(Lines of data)
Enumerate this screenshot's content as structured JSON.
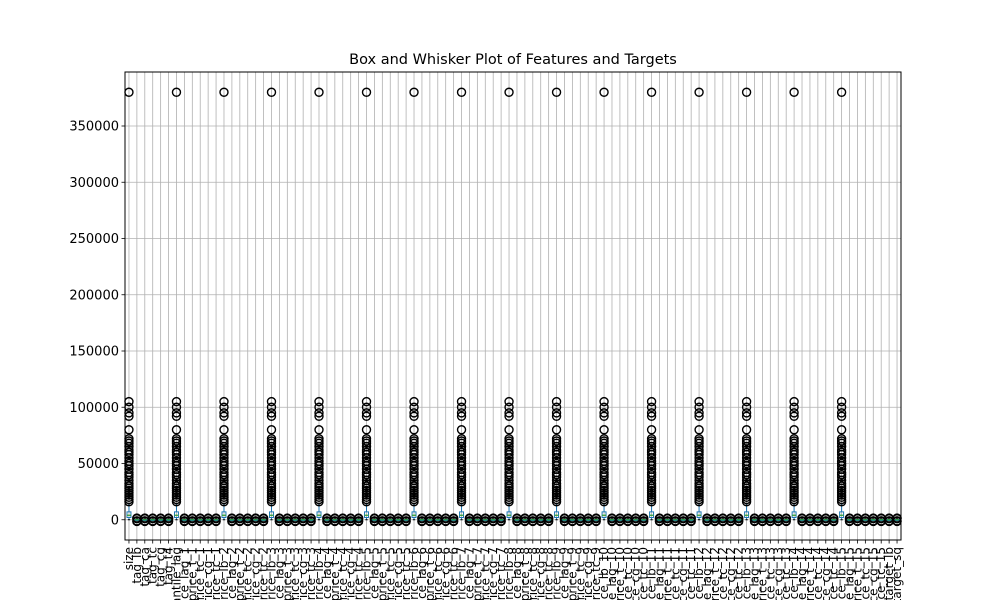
{
  "chart_data": {
    "type": "box",
    "title": "Box and Whisker Plot of Features and Targets",
    "xlabel": "",
    "ylabel": "",
    "ylim": [
      -18000,
      398000
    ],
    "y_ticks": [
      0,
      50000,
      100000,
      150000,
      200000,
      250000,
      300000,
      350000
    ],
    "grid": true,
    "legend": "none",
    "colors": {
      "box": "#1f77b4",
      "median": "#2ca02c",
      "outlier": "#000000",
      "grid": "#b0b0b0"
    },
    "categories": [
      "size",
      "tag_lb",
      "tag_ca",
      "tag_tc",
      "tag_cg",
      "tag_t4",
      "quantile_lag",
      "price_lag_1",
      "price_t_1",
      "price_tc_1",
      "price_cg_1",
      "price_tc_1",
      "price_lb_2",
      "price_lag_2",
      "price_t_2",
      "price_tc_2",
      "price_cg_2",
      "price_tc_2",
      "price_lb_3",
      "price_lag_3",
      "price_t_3",
      "price_tc_3",
      "price_cg_3",
      "price_tc_3",
      "price_lb_4",
      "price_lag_4",
      "price_t_4",
      "price_tc_4",
      "price_cg_4",
      "price_tc_4",
      "price_lb_5",
      "price_lag_5",
      "price_t_5",
      "price_tc_5",
      "price_cg_5",
      "price_tc_5",
      "price_lb_6",
      "price_lag_6",
      "price_t_6",
      "price_tc_6",
      "price_cg_6",
      "price_tc_6",
      "price_lb_7",
      "price_lag_7",
      "price_t_7",
      "price_tc_7",
      "price_cg_7",
      "price_tc_7",
      "price_lb_8",
      "price_lag_8",
      "price_t_8",
      "price_tc_8",
      "price_cg_8",
      "price_tc_8",
      "price_lb_9",
      "price_lag_9",
      "price_t_9",
      "price_tc_9",
      "price_cg_9",
      "price_tc_9",
      "price_lb_10",
      "price_lag_10",
      "price_t_10",
      "price_tc_10",
      "price_cg_10",
      "price_tc_10",
      "price_lb_11",
      "price_lag_11",
      "price_t_11",
      "price_tc_11",
      "price_cg_11",
      "price_tc_11",
      "price_lb_12",
      "price_lag_12",
      "price_t_12",
      "price_tc_12",
      "price_cg_12",
      "price_tc_12",
      "price_lb_13",
      "price_lag_13",
      "price_t_13",
      "price_tc_13",
      "price_cg_13",
      "price_tc_13",
      "price_lb_14",
      "price_lag_14",
      "price_t_14",
      "price_tc_14",
      "price_cg_14",
      "price_tc_14",
      "price_lb_15",
      "price_lag_15",
      "price_t_15",
      "price_tc_15",
      "price_cg_15",
      "price_tc_15",
      "target_lb",
      "target_sq"
    ],
    "large_indices": [
      0,
      6,
      12,
      18,
      24,
      30,
      36,
      42,
      48,
      54,
      60,
      66,
      72,
      78,
      84,
      90
    ],
    "large_box": {
      "whisker_low": 0,
      "q1": 2000,
      "median": 4000,
      "q3": 7000,
      "whisker_high": 14000,
      "outliers": [
        16000,
        18000,
        20000,
        22000,
        24000,
        26000,
        28000,
        30000,
        32000,
        35000,
        38000,
        40000,
        42000,
        45000,
        48000,
        50000,
        52000,
        55000,
        58000,
        60000,
        62000,
        65000,
        68000,
        70000,
        72000,
        80000,
        92000,
        95000,
        100000,
        105000,
        380000
      ]
    },
    "small_box": {
      "whisker_low": -800,
      "q1": -200,
      "median": 0,
      "q3": 200,
      "whisker_high": 800,
      "outliers": [
        -1500,
        -1000,
        1000,
        1500
      ]
    }
  }
}
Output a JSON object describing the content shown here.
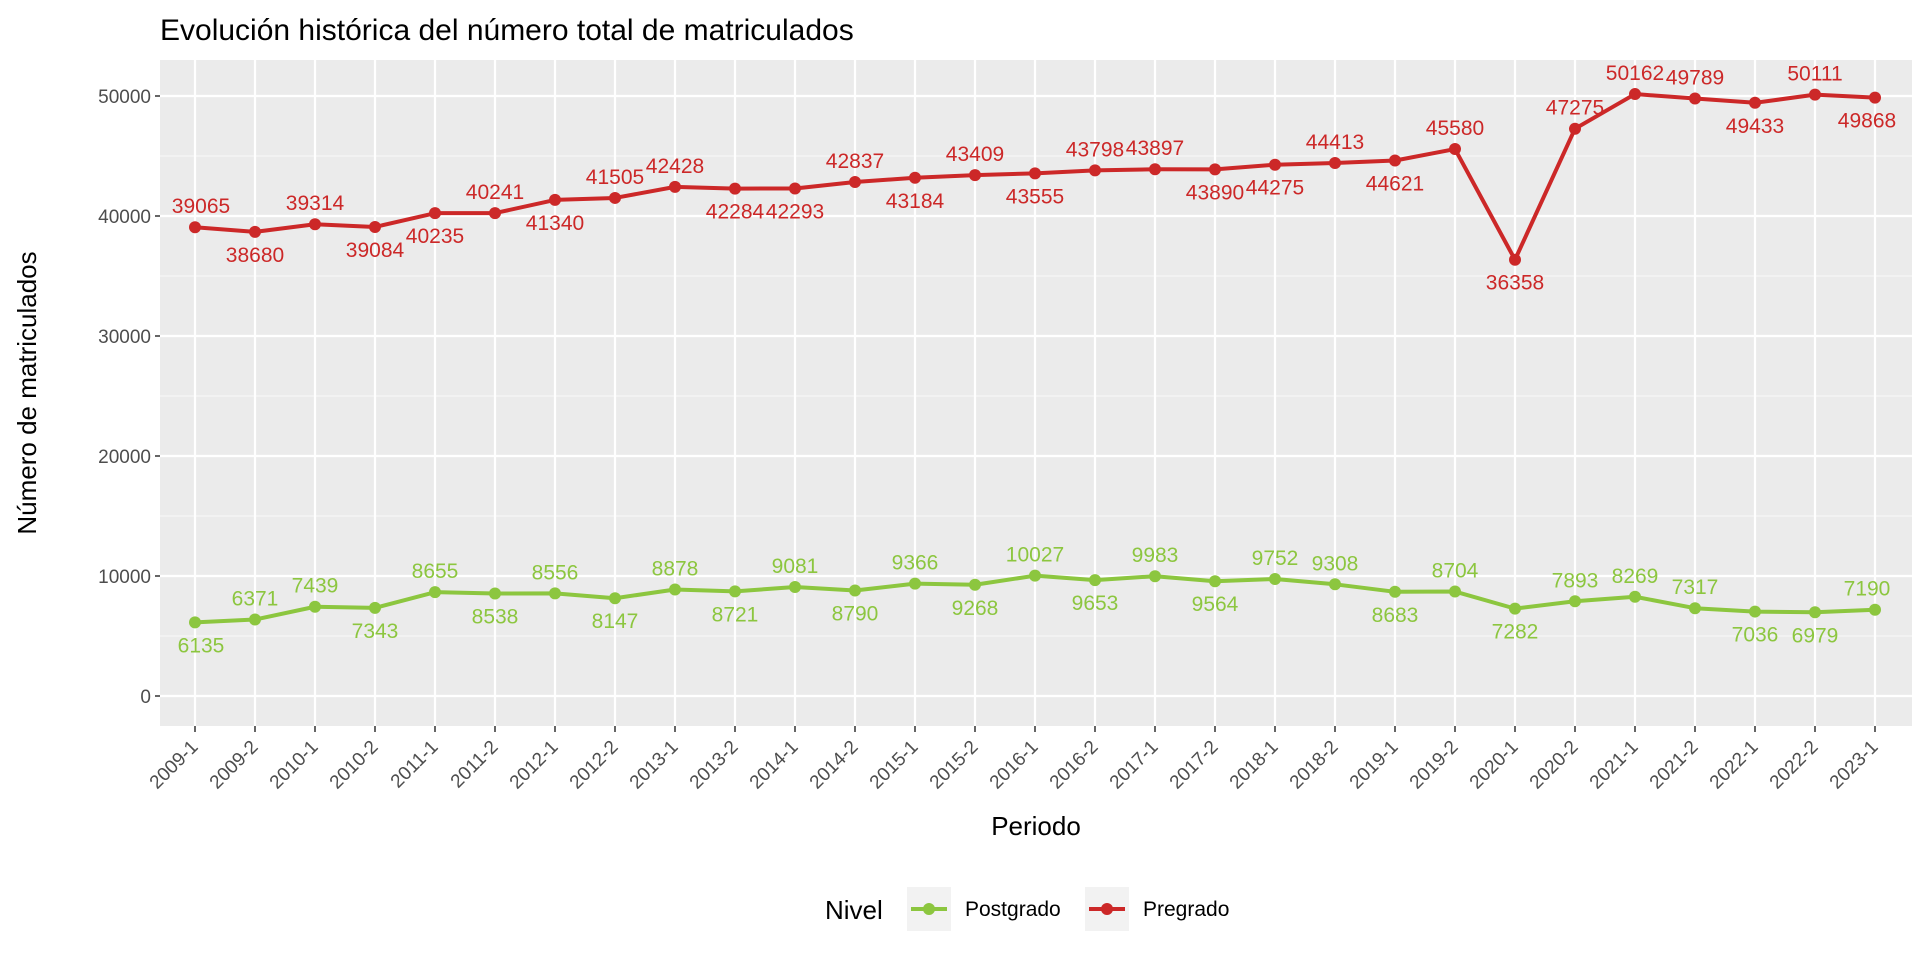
{
  "chart_data": {
    "type": "line",
    "title": "Evolución histórica del número total de matriculados",
    "xlabel": "Periodo",
    "ylabel": "Número de matriculados",
    "categories": [
      "2009-1",
      "2009-2",
      "2010-1",
      "2010-2",
      "2011-1",
      "2011-2",
      "2012-1",
      "2012-2",
      "2013-1",
      "2013-2",
      "2014-1",
      "2014-2",
      "2015-1",
      "2015-2",
      "2016-1",
      "2016-2",
      "2017-1",
      "2017-2",
      "2018-1",
      "2018-2",
      "2019-1",
      "2019-2",
      "2020-1",
      "2020-2",
      "2021-1",
      "2021-2",
      "2022-1",
      "2022-2",
      "2023-1"
    ],
    "ylim": [
      -2500,
      53000
    ],
    "yticks": [
      0,
      10000,
      20000,
      30000,
      40000,
      50000
    ],
    "grid": true,
    "legend": {
      "title": "Nivel",
      "position": "bottom"
    },
    "series": [
      {
        "name": "Postgrado",
        "color": "#8cc63f",
        "values": [
          6135,
          6371,
          7439,
          7343,
          8655,
          8538,
          8556,
          8147,
          8878,
          8721,
          9081,
          8790,
          9366,
          9268,
          10027,
          9653,
          9983,
          9564,
          9752,
          9308,
          8683,
          8704,
          7282,
          7893,
          8269,
          7317,
          7036,
          6979,
          7190
        ]
      },
      {
        "name": "Pregrado",
        "color": "#cc2828",
        "values": [
          39065,
          38680,
          39314,
          39084,
          40235,
          40241,
          41340,
          41505,
          42428,
          42284,
          42293,
          42837,
          43184,
          43409,
          43555,
          43798,
          43897,
          43890,
          44275,
          44413,
          44621,
          45580,
          36358,
          47275,
          50162,
          49789,
          49433,
          50111,
          49868
        ]
      }
    ]
  }
}
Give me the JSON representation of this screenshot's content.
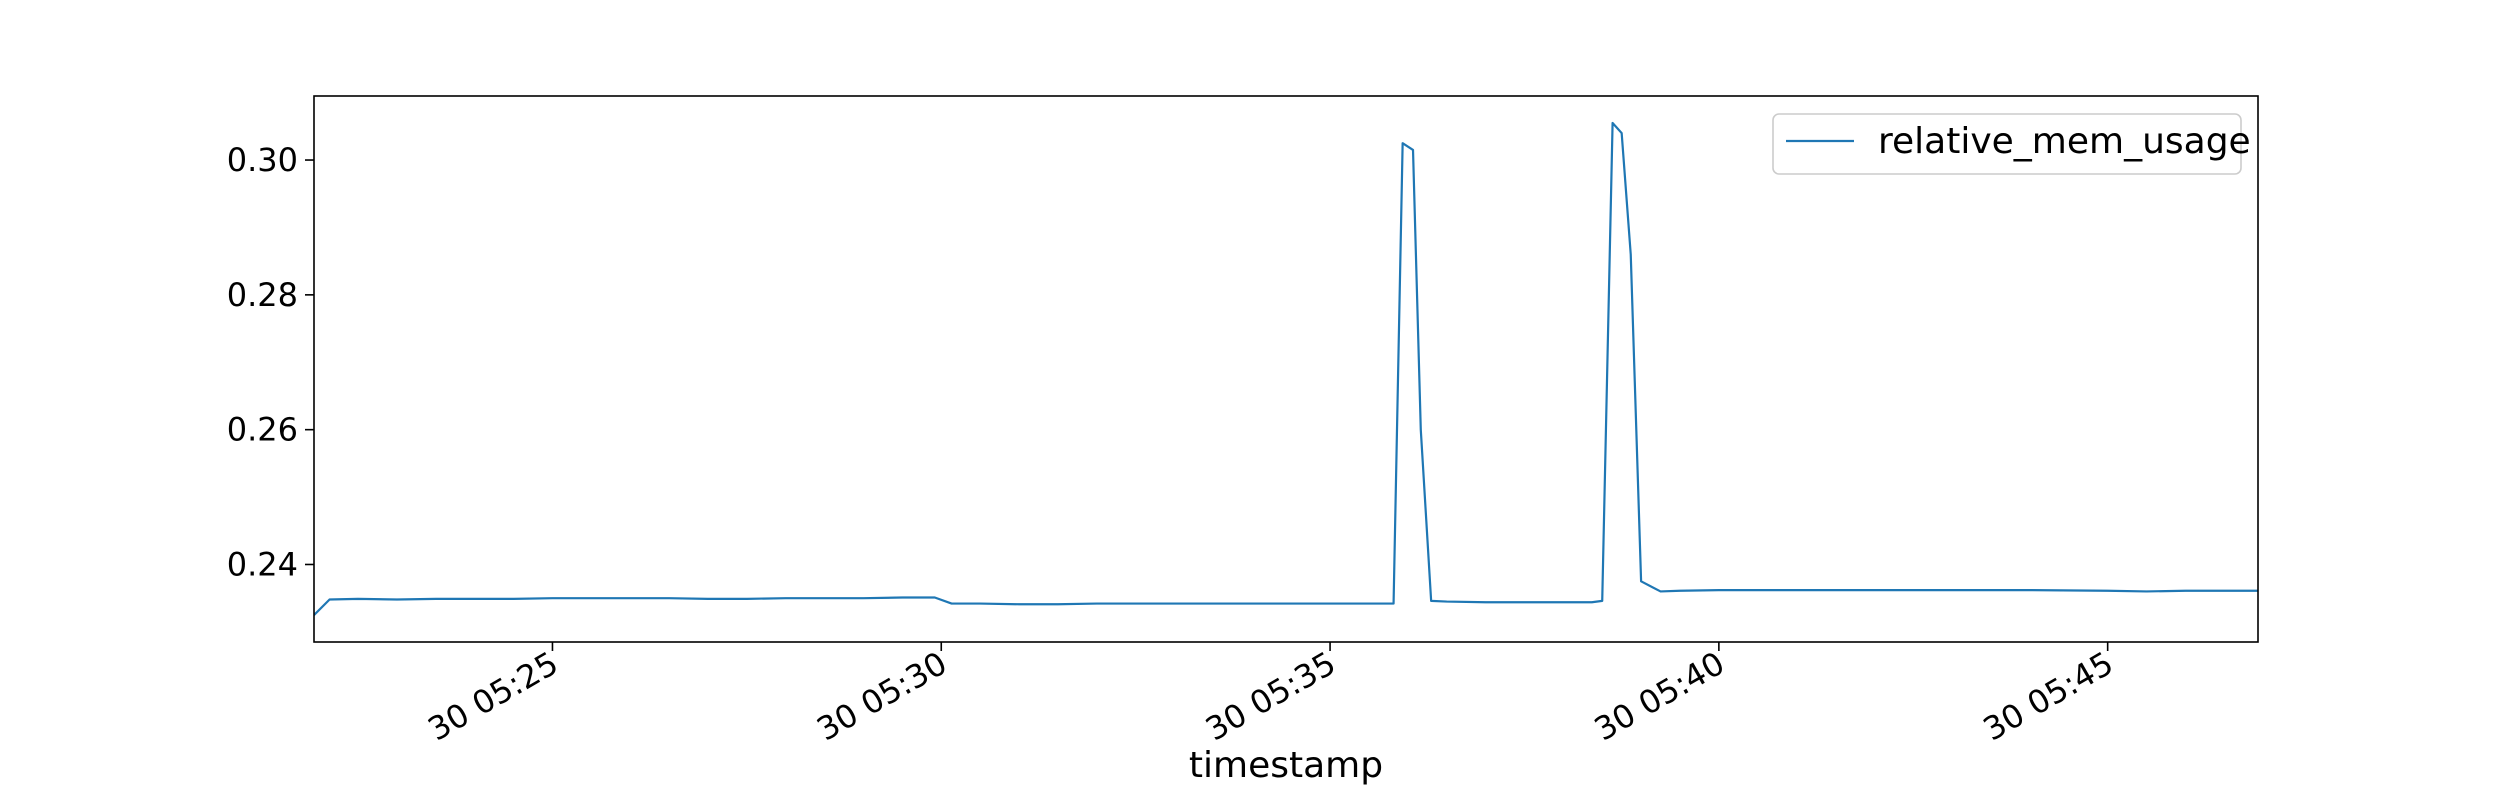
{
  "chart_data": {
    "type": "line",
    "title": "",
    "xlabel": "timestamp",
    "ylabel": "",
    "xlim": [
      "05:21:56",
      "05:46:56"
    ],
    "ylim": [
      0.2285,
      0.3095
    ],
    "grid": false,
    "legend_position": "top-right",
    "colors": {
      "series": "#1f77b4",
      "axes": "#000000",
      "background": "#ffffff"
    },
    "x_ticks": [
      {
        "value": "05:25:00",
        "label": "30 05:25"
      },
      {
        "value": "05:30:00",
        "label": "30 05:30"
      },
      {
        "value": "05:35:00",
        "label": "30 05:35"
      },
      {
        "value": "05:40:00",
        "label": "30 05:40"
      },
      {
        "value": "05:45:00",
        "label": "30 05:45"
      }
    ],
    "y_ticks": [
      {
        "value": 0.24,
        "label": "0.24"
      },
      {
        "value": 0.26,
        "label": "0.26"
      },
      {
        "value": 0.28,
        "label": "0.28"
      },
      {
        "value": 0.3,
        "label": "0.30"
      }
    ],
    "series": [
      {
        "name": "relative_mem_usage",
        "x": [
          "05:21:56",
          "05:22:08",
          "05:22:30",
          "05:23:00",
          "05:23:30",
          "05:24:00",
          "05:24:30",
          "05:25:00",
          "05:25:30",
          "05:26:00",
          "05:26:30",
          "05:27:00",
          "05:27:30",
          "05:28:00",
          "05:28:30",
          "05:29:00",
          "05:29:30",
          "05:29:55",
          "05:30:08",
          "05:30:30",
          "05:31:00",
          "05:31:30",
          "05:32:00",
          "05:32:30",
          "05:33:00",
          "05:33:30",
          "05:34:00",
          "05:34:30",
          "05:35:00",
          "05:35:30",
          "05:35:40",
          "05:35:49",
          "05:35:56",
          "05:36:04",
          "05:36:10",
          "05:36:18",
          "05:36:30",
          "05:37:00",
          "05:37:30",
          "05:38:00",
          "05:38:15",
          "05:38:22",
          "05:38:30",
          "05:38:38",
          "05:38:45",
          "05:38:52",
          "05:39:00",
          "05:39:15",
          "05:39:30",
          "05:40:00",
          "05:41:00",
          "05:42:00",
          "05:43:00",
          "05:44:00",
          "05:45:00",
          "05:45:30",
          "05:46:00",
          "05:46:56"
        ],
        "y": [
          0.2325,
          0.2348,
          0.2349,
          0.2348,
          0.2349,
          0.2349,
          0.2349,
          0.235,
          0.235,
          0.235,
          0.235,
          0.2349,
          0.2349,
          0.235,
          0.235,
          0.235,
          0.2351,
          0.2351,
          0.2342,
          0.2342,
          0.2341,
          0.2341,
          0.2342,
          0.2342,
          0.2342,
          0.2342,
          0.2342,
          0.2342,
          0.2342,
          0.2342,
          0.2342,
          0.2342,
          0.3025,
          0.3015,
          0.26,
          0.2346,
          0.2345,
          0.2344,
          0.2344,
          0.2344,
          0.2344,
          0.2344,
          0.2346,
          0.3055,
          0.304,
          0.286,
          0.2375,
          0.236,
          0.2361,
          0.2362,
          0.2362,
          0.2362,
          0.2362,
          0.2362,
          0.2361,
          0.236,
          0.2361,
          0.2361
        ]
      }
    ]
  }
}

▶ _Aim of the task_
Copy out every line that includes the word "screenshot".

▶ _Exercise answer_
Enumerate this screenshot's content as structured JSON.
Give me the JSON representation of this screenshot's content.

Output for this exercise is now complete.